* **TASK TO CARRY OUT**
Reproduce each line of the listing exactly.

* **Entries from a dataset**
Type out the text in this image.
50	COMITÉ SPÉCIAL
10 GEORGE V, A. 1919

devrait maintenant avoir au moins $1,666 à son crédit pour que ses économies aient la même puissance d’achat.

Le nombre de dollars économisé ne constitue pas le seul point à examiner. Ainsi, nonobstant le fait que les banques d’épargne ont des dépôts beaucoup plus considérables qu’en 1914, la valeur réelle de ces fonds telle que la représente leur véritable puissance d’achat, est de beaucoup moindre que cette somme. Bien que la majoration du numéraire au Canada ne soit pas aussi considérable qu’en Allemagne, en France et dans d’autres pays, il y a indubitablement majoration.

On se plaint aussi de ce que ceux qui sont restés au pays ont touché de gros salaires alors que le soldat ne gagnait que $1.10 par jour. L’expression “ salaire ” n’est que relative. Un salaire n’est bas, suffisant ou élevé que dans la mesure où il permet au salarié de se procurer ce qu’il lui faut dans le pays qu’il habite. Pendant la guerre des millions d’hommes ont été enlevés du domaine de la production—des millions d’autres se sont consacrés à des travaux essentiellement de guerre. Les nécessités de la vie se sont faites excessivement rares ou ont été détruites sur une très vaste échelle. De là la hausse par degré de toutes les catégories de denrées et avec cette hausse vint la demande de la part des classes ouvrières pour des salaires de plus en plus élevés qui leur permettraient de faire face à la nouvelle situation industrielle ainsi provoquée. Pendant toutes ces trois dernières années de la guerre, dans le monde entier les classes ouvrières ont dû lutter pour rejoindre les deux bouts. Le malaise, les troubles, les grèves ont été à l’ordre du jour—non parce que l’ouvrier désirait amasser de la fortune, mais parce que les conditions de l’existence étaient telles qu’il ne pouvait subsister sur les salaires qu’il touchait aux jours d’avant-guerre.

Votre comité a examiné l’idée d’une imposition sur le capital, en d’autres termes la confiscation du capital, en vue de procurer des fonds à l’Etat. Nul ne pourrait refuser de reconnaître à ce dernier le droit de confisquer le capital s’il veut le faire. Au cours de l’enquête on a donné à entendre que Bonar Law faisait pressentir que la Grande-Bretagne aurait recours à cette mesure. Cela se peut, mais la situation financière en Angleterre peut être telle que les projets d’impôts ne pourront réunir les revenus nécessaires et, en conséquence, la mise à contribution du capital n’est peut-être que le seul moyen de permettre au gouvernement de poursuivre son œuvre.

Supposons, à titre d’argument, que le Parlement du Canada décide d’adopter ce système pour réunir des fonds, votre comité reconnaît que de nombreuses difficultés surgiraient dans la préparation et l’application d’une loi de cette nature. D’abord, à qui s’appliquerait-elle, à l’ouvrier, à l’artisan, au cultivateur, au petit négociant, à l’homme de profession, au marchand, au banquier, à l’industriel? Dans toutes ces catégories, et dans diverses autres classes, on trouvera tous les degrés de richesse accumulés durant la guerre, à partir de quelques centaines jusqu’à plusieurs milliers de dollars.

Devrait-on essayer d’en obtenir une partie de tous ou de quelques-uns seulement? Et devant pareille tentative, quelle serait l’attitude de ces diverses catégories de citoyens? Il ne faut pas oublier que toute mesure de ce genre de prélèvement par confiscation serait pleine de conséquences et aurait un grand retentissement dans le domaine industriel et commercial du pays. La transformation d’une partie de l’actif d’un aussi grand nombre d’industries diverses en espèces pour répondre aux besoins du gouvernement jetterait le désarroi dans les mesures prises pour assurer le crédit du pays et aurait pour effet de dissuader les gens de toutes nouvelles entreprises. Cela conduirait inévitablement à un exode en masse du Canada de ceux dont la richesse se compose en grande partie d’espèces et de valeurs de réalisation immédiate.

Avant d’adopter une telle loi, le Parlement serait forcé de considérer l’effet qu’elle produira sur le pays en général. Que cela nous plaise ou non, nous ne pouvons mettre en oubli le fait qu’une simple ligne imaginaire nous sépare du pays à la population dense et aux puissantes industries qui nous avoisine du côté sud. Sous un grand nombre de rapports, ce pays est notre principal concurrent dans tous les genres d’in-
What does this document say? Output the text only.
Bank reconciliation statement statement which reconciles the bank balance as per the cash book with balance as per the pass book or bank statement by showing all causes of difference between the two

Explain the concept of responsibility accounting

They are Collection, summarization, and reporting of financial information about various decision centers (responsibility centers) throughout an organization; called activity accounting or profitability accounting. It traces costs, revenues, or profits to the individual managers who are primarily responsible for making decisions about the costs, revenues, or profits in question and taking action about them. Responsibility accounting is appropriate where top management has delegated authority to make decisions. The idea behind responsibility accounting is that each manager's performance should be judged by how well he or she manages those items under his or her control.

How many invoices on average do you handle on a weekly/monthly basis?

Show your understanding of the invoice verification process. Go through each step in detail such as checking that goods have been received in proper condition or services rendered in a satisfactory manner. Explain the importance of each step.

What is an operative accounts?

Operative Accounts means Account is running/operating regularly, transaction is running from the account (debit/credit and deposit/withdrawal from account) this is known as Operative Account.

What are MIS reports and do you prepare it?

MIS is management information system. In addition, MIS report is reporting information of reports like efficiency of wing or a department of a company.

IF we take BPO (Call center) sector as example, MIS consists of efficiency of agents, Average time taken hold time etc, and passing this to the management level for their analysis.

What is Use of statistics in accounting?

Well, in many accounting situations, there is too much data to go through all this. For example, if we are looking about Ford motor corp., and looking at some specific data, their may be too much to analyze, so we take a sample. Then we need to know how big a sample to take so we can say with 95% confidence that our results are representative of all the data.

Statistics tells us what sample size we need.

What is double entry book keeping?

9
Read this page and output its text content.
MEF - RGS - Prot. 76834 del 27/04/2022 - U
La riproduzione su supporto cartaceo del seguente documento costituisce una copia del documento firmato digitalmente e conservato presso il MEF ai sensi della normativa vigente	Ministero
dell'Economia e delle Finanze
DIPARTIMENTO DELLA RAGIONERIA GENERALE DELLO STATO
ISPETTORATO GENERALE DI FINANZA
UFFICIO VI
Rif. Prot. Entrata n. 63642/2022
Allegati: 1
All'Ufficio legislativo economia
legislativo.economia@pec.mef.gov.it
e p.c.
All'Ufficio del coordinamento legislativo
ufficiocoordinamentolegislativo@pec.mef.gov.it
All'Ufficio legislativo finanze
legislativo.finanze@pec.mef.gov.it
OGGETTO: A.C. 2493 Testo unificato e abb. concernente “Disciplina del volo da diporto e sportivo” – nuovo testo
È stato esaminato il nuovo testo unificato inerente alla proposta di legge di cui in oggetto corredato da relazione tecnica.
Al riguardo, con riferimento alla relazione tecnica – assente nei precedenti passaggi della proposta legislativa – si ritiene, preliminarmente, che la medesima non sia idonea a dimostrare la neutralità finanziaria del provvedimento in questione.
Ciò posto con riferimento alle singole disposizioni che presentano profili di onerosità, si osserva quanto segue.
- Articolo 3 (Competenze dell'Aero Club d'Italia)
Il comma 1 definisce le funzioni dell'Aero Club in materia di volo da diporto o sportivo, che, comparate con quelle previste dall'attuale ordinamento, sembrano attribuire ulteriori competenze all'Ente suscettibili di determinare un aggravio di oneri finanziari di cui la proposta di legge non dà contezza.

* **TASK RESULT**
Type out the text in this image.
50	COMITÉ SPÉCIAL
10 GEORGE V, A. 1919

devrait maintenant avoir au moins $1,666 à son crédit pour que ses économies aient la même puissance d’achat.

Le nombre de dollars économisé ne constitue pas le seul point à examiner. Ainsi, nonobstant le fait que les banques d’épargne ont des dépôts beaucoup plus considérables qu’en 1914, la valeur réelle de ces fonds telle que la représente leur véritable puissance d’achat, est de beaucoup moindre que cette somme. Bien que la majoration du numéraire au Canada ne soit pas aussi considérable qu’en Allemagne, en France et dans d’autres pays, il y a indubitablement majoration.

On se plaint aussi de ce que ceux qui sont restés au pays ont touché de gros salaires alors que le soldat ne gagnait que $1.10 par jour. L’expression “ salaire ” n’est que relative. Un salaire n’est bas, suffisant ou élevé que dans la mesure où il permet au salarié de se procurer ce qu’il lui faut dans le pays qu’il habite. Pendant la guerre des millions d’hommes ont été enlevés du domaine de la production—des millions d’autres se sont consacrés à des travaux essentiellement de guerre. Les nécessités de la vie se sont faites excessivement rares ou ont été détruites sur une très vaste échelle. De là la hausse par degré de toutes les catégories de denrées et avec cette hausse vint la demande de la part des classes ouvrières pour des salaires de plus en plus élevés qui leur permettraient de faire face à la nouvelle situation industrielle ainsi provoquée. Pendant toutes ces trois dernières années de la guerre, dans le monde entier les classes ouvrières ont dû lutter pour rejoindre les deux bouts. Le malaise, les troubles, les grèves ont été à l’ordre du jour—non parce que l’ouvrier désirait amasser de la fortune, mais parce que les conditions de l’existence étaient telles qu’il ne pouvait subsister sur les salaires qu’il touchait aux jours d’avant-guerre.

Votre comité a examiné l’idée d’une imposition sur le capital, en d’autres termes la confiscation du capital, en vue de procurer des fonds à l’Etat. Nul ne pourrait refuser de reconnaître à ce dernier le droit de confisquer le capital s’il veut le faire. Au cours de l’enquête on a donné à entendre que Bonar Law faisait pressentir que la Grande-Bretagne aurait recours à cette mesure. Cela se peut, mais la situation financière en Angleterre peut être telle que les projets d’impôts ne pourront réunir les revenus nécessaires et, en conséquence, la mise à contribution du capital n’est peut-être que le seul moyen de permettre au gouvernement de poursuivre son œuvre.

Supposons, à titre d’argument, que le Parlement du Canada décide d’adopter ce système pour réunir des fonds, votre comité reconnaît que de nombreuses difficultés surgiraient dans la préparation et l’application d’une loi de cette nature. D’abord, à qui s’appliquerait-elle, à l’ouvrier, à l’artisan, au cultivateur, au petit négociant, à l’homme de profession, au marchand, au banquier, à l’industriel? Dans toutes ces catégories, et dans diverses autres classes, on trouvera tous les degrés de richesse accumulés durant la guerre, à partir de quelques centaines jusqu’à plusieurs milliers de dollars.

Devrait-on essayer d’en obtenir une partie de tous ou de quelques-uns seulement? Et devant pareille tentative, quelle serait l’attitude de ces diverses catégories de citoyens? Il ne faut pas oublier que toute mesure de ce genre de prélèvement par confiscation serait pleine de conséquences et aurait un grand retentissement dans le domaine industriel et commercial du pays. La transformation d’une partie de l’actif d’un aussi grand nombre d’industries diverses en espèces pour répondre aux besoins du gouvernement jetterait le désarroi dans les mesures prises pour assurer le crédit du pays et aurait pour effet de dissuader les gens de toutes nouvelles entreprises. Cela conduirait inévitablement à un exode en masse du Canada de ceux dont la richesse se compose en grande partie d’espèces et de valeurs de réalisation immédiate.

Avant d’adopter une telle loi, le Parlement serait forcé de considérer l’effet qu’elle produira sur le pays en général. Que cela nous plaise ou non, nous ne pouvons mettre en oubli le fait qu’une simple ligne imaginaire nous sépare du pays à la population dense et aux puissantes industries qui nous avoisine du côté sud. Sous un grand nombre de rapports, ce pays est notre principal concurrent dans tous les genres d’in-
What does this document say? Output the text only.
Bank reconciliation statement statement which reconciles the bank balance as per the cash book with balance as per the pass book or bank statement by showing all causes of difference between the two

Explain the concept of responsibility accounting

They are Collection, summarization, and reporting of financial information about various decision centers (responsibility centers) throughout an organization; called activity accounting or profitability accounting. It traces costs, revenues, or profits to the individual managers who are primarily responsible for making decisions about the costs, revenues, or profits in question and taking action about them. Responsibility accounting is appropriate where top management has delegated authority to make decisions. The idea behind responsibility accounting is that each manager's performance should be judged by how well he or she manages those items under his or her control.

How many invoices on average do you handle on a weekly/monthly basis?

Show your understanding of the invoice verification process. Go through each step in detail such as checking that goods have been received in proper condition or services rendered in a satisfactory manner. Explain the importance of each step.

What is an operative accounts?

Operative Accounts means Account is running/operating regularly, transaction is running from the account (debit/credit and deposit/withdrawal from account) this is known as Operative Account.

What are MIS reports and do you prepare it?

MIS is management information system. In addition, MIS report is reporting information of reports like efficiency of wing or a department of a company.

IF we take BPO (Call center) sector as example, MIS consists of efficiency of agents, Average time taken hold time etc, and passing this to the management level for their analysis.

What is Use of statistics in accounting?

Well, in many accounting situations, there is too much data to go through all this. For example, if we are looking about Ford motor corp., and looking at some specific data, their may be too much to analyze, so we take a sample. Then we need to know how big a sample to take so we can say with 95% confidence that our results are representative of all the data.

Statistics tells us what sample size we need.

What is double entry book keeping?

9
Read this page and output its text content.
MEF - RGS - Prot. 76834 del 27/04/2022 - U
La riproduzione su supporto cartaceo del seguente documento costituisce una copia del documento firmato digitalmente e conservato presso il MEF ai sensi della normativa vigente	Ministero
dell'Economia e delle Finanze
DIPARTIMENTO DELLA RAGIONERIA GENERALE DELLO STATO
ISPETTORATO GENERALE DI FINANZA
UFFICIO VI
Rif. Prot. Entrata n. 63642/2022
Allegati: 1
All'Ufficio legislativo economia
legislativo.economia@pec.mef.gov.it
e p.c.
All'Ufficio del coordinamento legislativo
ufficiocoordinamentolegislativo@pec.mef.gov.it
All'Ufficio legislativo finanze
legislativo.finanze@pec.mef.gov.it
OGGETTO: A.C. 2493 Testo unificato e abb. concernente “Disciplina del volo da diporto e sportivo” – nuovo testo
È stato esaminato il nuovo testo unificato inerente alla proposta di legge di cui in oggetto corredato da relazione tecnica.
Al riguardo, con riferimento alla relazione tecnica – assente nei precedenti passaggi della proposta legislativa – si ritiene, preliminarmente, che la medesima non sia idonea a dimostrare la neutralità finanziaria del provvedimento in questione.
Ciò posto con riferimento alle singole disposizioni che presentano profili di onerosità, si osserva quanto segue.
- Articolo 3 (Competenze dell'Aero Club d'Italia)
Il comma 1 definisce le funzioni dell'Aero Club in materia di volo da diporto o sportivo, che, comparate con quelle previste dall'attuale ordinamento, sembrano attribuire ulteriori competenze all'Ente suscettibili di determinare un aggravio di oneri finanziari di cui la proposta di legge non dà contezza.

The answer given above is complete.